## PROBLEM
Reproduce the listing below word for word, from its start through the line containing "The internal surface 144 is at (418, 568).", and omit the pictures from your copy.

Stored entries:
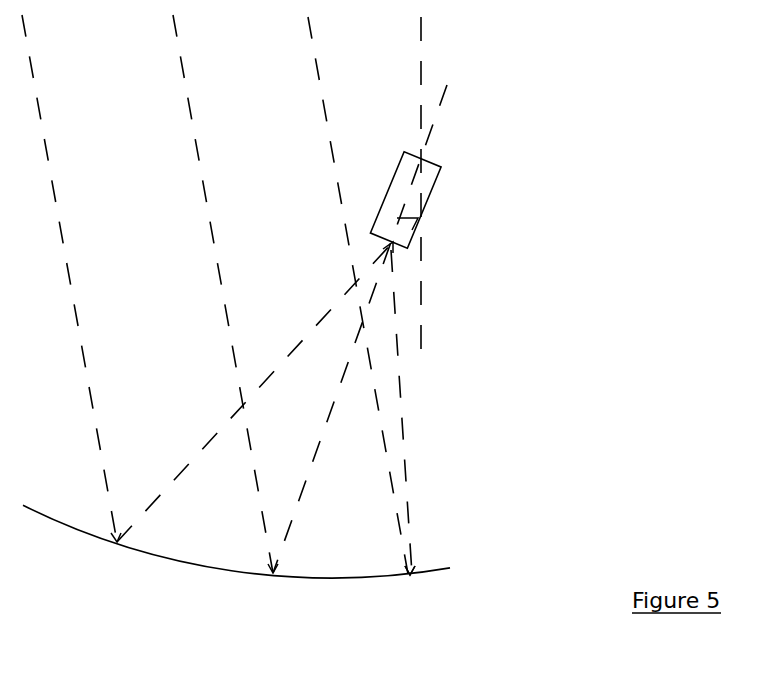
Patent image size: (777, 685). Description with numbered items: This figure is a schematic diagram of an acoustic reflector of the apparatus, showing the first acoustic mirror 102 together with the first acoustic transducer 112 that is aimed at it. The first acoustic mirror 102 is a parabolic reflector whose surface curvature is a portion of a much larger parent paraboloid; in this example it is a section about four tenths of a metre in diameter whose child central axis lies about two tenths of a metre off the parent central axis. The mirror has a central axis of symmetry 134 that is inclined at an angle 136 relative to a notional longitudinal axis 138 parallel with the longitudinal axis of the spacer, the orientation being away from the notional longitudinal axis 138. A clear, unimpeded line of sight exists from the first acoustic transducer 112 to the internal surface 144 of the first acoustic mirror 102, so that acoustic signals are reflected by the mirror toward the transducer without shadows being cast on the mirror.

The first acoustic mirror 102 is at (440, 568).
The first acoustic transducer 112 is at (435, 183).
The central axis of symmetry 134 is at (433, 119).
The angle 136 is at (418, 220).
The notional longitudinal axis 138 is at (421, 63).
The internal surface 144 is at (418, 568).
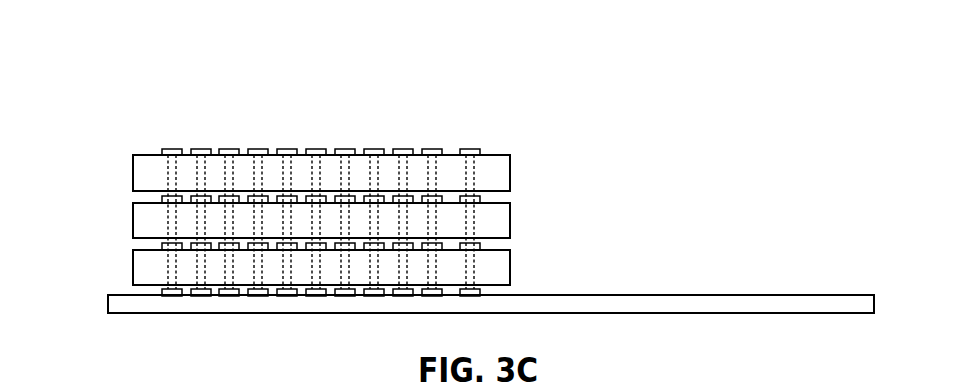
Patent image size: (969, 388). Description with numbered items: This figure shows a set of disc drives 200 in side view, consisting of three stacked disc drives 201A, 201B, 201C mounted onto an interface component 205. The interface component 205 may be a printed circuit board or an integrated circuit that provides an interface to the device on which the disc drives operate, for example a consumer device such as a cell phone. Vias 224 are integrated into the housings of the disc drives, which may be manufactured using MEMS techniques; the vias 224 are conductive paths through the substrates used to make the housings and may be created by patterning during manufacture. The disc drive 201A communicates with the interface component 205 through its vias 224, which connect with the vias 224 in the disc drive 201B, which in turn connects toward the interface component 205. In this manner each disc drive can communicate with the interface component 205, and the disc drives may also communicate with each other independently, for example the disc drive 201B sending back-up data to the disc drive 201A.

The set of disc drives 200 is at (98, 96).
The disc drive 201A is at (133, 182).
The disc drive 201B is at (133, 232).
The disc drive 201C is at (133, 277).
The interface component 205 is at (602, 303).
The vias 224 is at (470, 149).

## FINISHED ANSWER
Patent image size: (777, 685). Description with numbered items: This figure is a schematic diagram of an acoustic reflector of the apparatus, showing the first acoustic mirror 102 together with the first acoustic transducer 112 that is aimed at it. The first acoustic mirror 102 is a parabolic reflector whose surface curvature is a portion of a much larger parent paraboloid; in this example it is a section about four tenths of a metre in diameter whose child central axis lies about two tenths of a metre off the parent central axis. The mirror has a central axis of symmetry 134 that is inclined at an angle 136 relative to a notional longitudinal axis 138 parallel with the longitudinal axis of the spacer, the orientation being away from the notional longitudinal axis 138. A clear, unimpeded line of sight exists from the first acoustic transducer 112 to the internal surface 144 of the first acoustic mirror 102, so that acoustic signals are reflected by the mirror toward the transducer without shadows being cast on the mirror.

The first acoustic mirror 102 is at (440, 568).
The first acoustic transducer 112 is at (435, 183).
The central axis of symmetry 134 is at (433, 119).
The angle 136 is at (418, 220).
The notional longitudinal axis 138 is at (421, 63).
The internal surface 144 is at (418, 568).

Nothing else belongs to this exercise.